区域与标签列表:
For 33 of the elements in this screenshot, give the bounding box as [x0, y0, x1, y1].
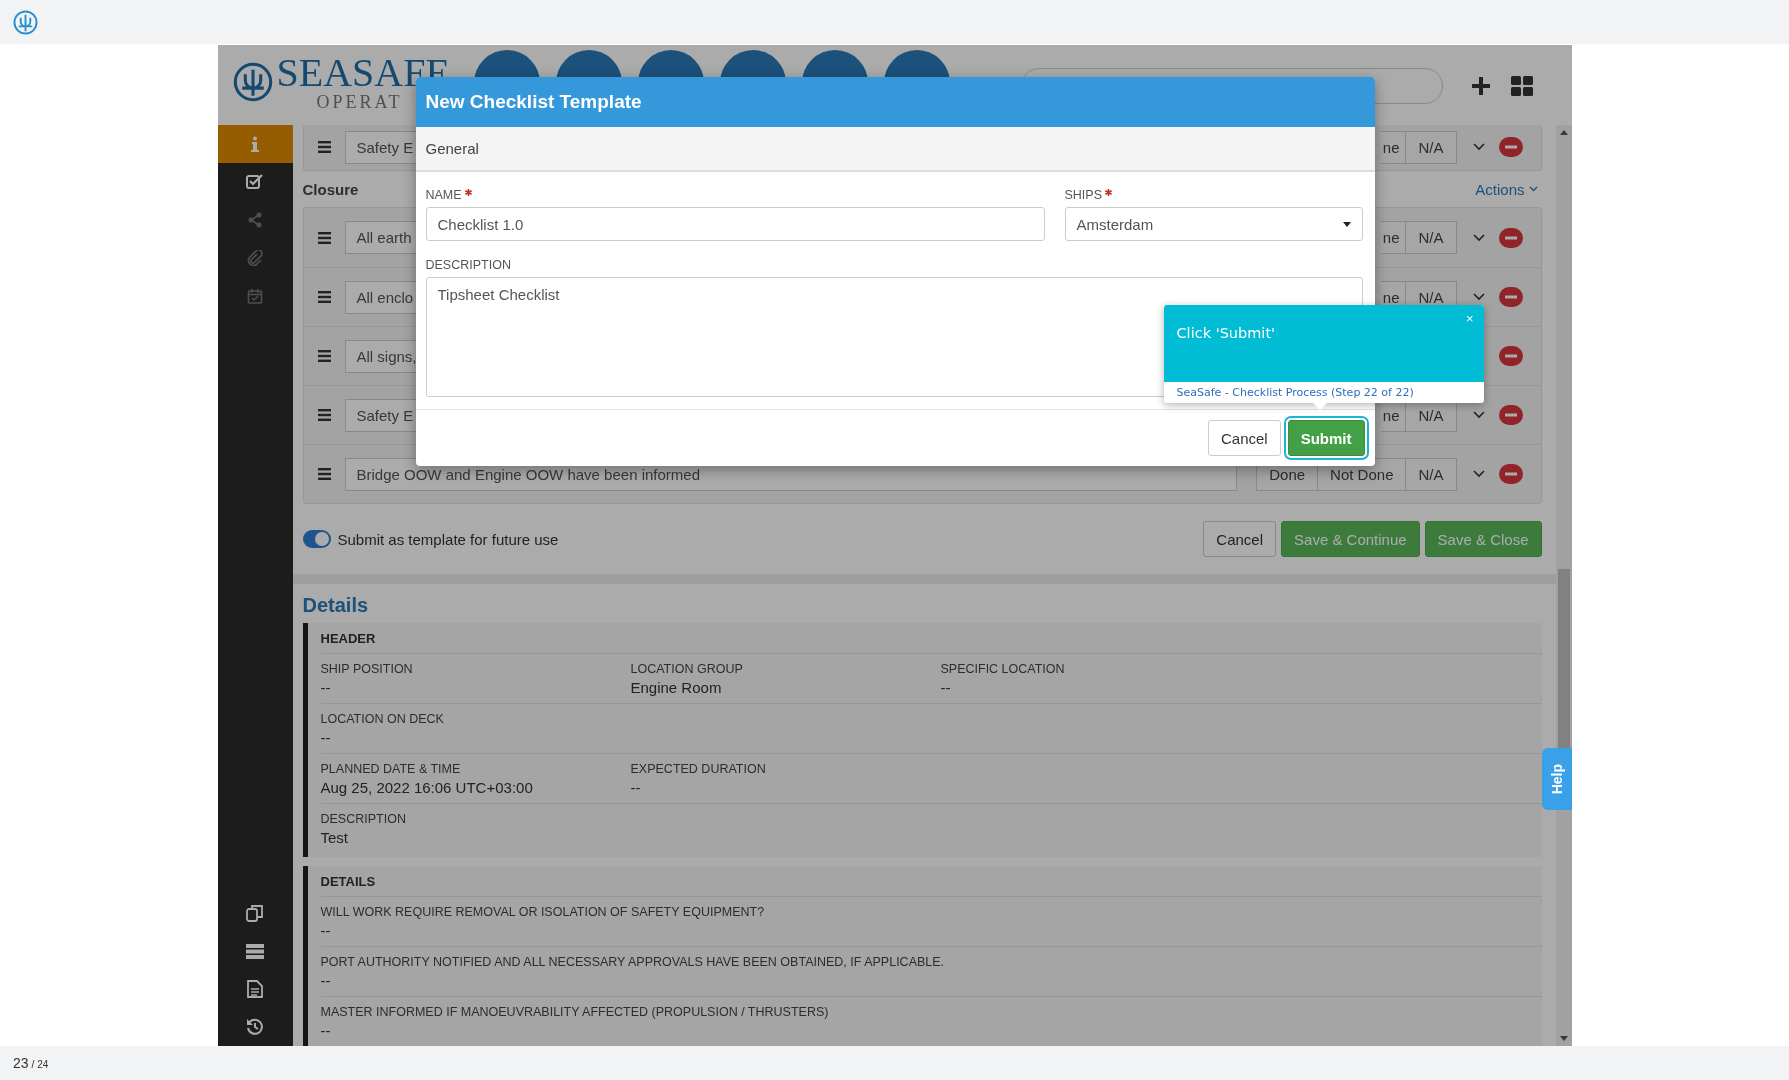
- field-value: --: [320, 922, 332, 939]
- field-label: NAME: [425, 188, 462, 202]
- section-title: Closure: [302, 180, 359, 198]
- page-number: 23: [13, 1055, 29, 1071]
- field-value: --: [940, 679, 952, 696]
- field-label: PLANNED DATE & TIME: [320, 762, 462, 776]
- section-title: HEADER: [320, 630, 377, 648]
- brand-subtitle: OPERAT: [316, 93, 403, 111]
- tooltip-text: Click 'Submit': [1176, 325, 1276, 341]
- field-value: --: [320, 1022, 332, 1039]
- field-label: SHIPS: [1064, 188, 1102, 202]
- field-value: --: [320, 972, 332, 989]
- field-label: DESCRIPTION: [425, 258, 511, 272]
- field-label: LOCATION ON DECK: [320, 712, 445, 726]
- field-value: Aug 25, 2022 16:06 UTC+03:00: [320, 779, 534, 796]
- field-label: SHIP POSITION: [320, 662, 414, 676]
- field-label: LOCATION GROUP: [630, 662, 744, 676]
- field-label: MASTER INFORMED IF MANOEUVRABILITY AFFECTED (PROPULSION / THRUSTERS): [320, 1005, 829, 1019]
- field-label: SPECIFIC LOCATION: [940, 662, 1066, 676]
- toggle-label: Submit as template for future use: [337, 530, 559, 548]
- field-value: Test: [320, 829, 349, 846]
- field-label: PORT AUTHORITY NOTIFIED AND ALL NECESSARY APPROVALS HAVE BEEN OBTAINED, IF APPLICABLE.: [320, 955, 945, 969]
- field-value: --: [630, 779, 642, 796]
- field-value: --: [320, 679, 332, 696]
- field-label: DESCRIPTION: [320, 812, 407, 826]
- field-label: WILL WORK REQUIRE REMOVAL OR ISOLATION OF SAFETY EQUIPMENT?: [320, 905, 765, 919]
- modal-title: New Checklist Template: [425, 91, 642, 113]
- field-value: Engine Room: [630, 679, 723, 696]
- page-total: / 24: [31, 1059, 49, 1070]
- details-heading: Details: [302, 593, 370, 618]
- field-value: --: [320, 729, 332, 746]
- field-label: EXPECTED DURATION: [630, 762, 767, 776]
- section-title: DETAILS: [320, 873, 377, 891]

### 任务说明
将上方材料中的每一行原样抄写出来，答案中不要包含图片。

### 预期答案
For 33 of the elements in this screenshot, give the bounding box as [x0, y0, x1, y1].
- field-value: --: [320, 922, 332, 939]
- field-label: NAME: [425, 188, 462, 202]
- section-title: Closure: [302, 180, 359, 198]
- page-number: 23: [13, 1055, 29, 1071]
- field-value: --: [940, 679, 952, 696]
- field-label: PLANNED DATE & TIME: [320, 762, 462, 776]
- section-title: HEADER: [320, 630, 377, 648]
- brand-subtitle: OPERAT: [316, 93, 403, 111]
- tooltip-text: Click 'Submit': [1176, 325, 1276, 341]
- field-value: --: [320, 1022, 332, 1039]
- field-label: SHIPS: [1064, 188, 1102, 202]
- field-value: --: [320, 972, 332, 989]
- field-label: DESCRIPTION: [425, 258, 511, 272]
- field-label: LOCATION ON DECK: [320, 712, 445, 726]
- field-value: Aug 25, 2022 16:06 UTC+03:00: [320, 779, 534, 796]
- field-label: SHIP POSITION: [320, 662, 414, 676]
- field-label: LOCATION GROUP: [630, 662, 744, 676]
- field-label: MASTER INFORMED IF MANOEUVRABILITY AFFECTED (PROPULSION / THRUSTERS): [320, 1005, 829, 1019]
- field-label: SPECIFIC LOCATION: [940, 662, 1066, 676]
- toggle-label: Submit as template for future use: [337, 530, 559, 548]
- field-value: Test: [320, 829, 349, 846]
- field-label: PORT AUTHORITY NOTIFIED AND ALL NECESSARY APPROVALS HAVE BEEN OBTAINED, IF APPLICABLE.: [320, 955, 945, 969]
- field-value: --: [630, 779, 642, 796]
- field-value: --: [320, 679, 332, 696]
- field-label: DESCRIPTION: [320, 812, 407, 826]
- field-label: WILL WORK REQUIRE REMOVAL OR ISOLATION OF SAFETY EQUIPMENT?: [320, 905, 765, 919]
- modal-title: New Checklist Template: [425, 91, 642, 113]
- field-value: Engine Room: [630, 679, 723, 696]
- page-total: / 24: [31, 1059, 49, 1070]
- details-heading: Details: [302, 593, 370, 618]
- field-value: --: [320, 729, 332, 746]
- field-label: EXPECTED DURATION: [630, 762, 767, 776]
- section-title: DETAILS: [320, 873, 377, 891]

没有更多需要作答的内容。